Spot each line in the records below where the word "Research" occurs, then copy it.

Supplied entries START

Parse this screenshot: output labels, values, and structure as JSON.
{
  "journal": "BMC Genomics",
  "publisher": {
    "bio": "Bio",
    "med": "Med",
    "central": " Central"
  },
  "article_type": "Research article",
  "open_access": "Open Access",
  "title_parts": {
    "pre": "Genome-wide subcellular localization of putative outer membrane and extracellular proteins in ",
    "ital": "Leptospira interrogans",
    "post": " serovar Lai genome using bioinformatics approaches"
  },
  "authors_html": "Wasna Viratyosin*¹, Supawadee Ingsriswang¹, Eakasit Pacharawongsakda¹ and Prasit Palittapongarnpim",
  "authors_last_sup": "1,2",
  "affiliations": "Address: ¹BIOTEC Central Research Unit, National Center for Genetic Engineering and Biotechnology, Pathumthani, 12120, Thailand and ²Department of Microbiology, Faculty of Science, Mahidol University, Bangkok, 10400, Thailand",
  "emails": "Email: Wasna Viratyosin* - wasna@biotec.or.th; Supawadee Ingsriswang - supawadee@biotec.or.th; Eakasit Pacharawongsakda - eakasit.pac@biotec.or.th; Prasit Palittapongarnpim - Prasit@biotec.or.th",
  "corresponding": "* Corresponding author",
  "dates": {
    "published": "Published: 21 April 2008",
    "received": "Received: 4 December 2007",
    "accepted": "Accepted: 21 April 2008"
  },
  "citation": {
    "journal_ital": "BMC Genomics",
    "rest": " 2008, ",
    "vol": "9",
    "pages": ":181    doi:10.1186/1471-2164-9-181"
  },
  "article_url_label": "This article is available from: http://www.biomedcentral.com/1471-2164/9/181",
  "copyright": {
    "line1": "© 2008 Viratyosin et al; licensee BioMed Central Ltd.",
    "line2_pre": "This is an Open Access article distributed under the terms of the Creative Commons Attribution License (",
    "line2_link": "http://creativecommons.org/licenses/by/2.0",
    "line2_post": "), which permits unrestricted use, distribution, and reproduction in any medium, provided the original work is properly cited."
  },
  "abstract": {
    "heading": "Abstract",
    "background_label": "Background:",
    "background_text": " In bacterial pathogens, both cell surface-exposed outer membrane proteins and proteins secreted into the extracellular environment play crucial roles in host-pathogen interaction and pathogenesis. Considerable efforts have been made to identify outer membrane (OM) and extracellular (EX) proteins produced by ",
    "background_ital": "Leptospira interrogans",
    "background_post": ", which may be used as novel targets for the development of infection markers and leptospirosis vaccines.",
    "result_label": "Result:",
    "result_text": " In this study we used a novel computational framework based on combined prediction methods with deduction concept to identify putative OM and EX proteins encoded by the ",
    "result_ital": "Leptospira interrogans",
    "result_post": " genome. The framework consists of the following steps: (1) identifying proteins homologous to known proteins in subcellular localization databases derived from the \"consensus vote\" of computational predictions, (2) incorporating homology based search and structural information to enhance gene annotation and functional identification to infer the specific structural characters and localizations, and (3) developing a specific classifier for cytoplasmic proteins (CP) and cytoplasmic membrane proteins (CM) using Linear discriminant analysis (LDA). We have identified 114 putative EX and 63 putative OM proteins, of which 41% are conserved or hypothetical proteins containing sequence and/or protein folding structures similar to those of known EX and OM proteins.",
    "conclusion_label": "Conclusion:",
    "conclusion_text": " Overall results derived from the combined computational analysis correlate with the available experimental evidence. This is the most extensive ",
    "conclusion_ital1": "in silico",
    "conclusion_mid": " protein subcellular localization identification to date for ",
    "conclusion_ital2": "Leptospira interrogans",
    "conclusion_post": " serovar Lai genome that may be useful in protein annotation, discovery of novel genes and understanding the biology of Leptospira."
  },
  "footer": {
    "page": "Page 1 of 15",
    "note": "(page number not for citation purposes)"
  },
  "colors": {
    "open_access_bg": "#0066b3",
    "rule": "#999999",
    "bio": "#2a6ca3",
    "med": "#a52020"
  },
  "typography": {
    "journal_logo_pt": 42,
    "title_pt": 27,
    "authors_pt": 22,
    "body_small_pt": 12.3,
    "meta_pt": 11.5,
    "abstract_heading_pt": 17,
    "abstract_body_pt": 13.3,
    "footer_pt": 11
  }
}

Supplied entries END

» **Output for this task**
  "article_type": "Research article",
  "affiliations": "Address: ¹BIOTEC Central Research Unit, National Center for Genetic Engineering and Biotechnology, Pathumthani, 12120, Thailand and ²Department of Microbiology, Faculty of Science, Mahidol University, Bangkok, 10400, Thailand",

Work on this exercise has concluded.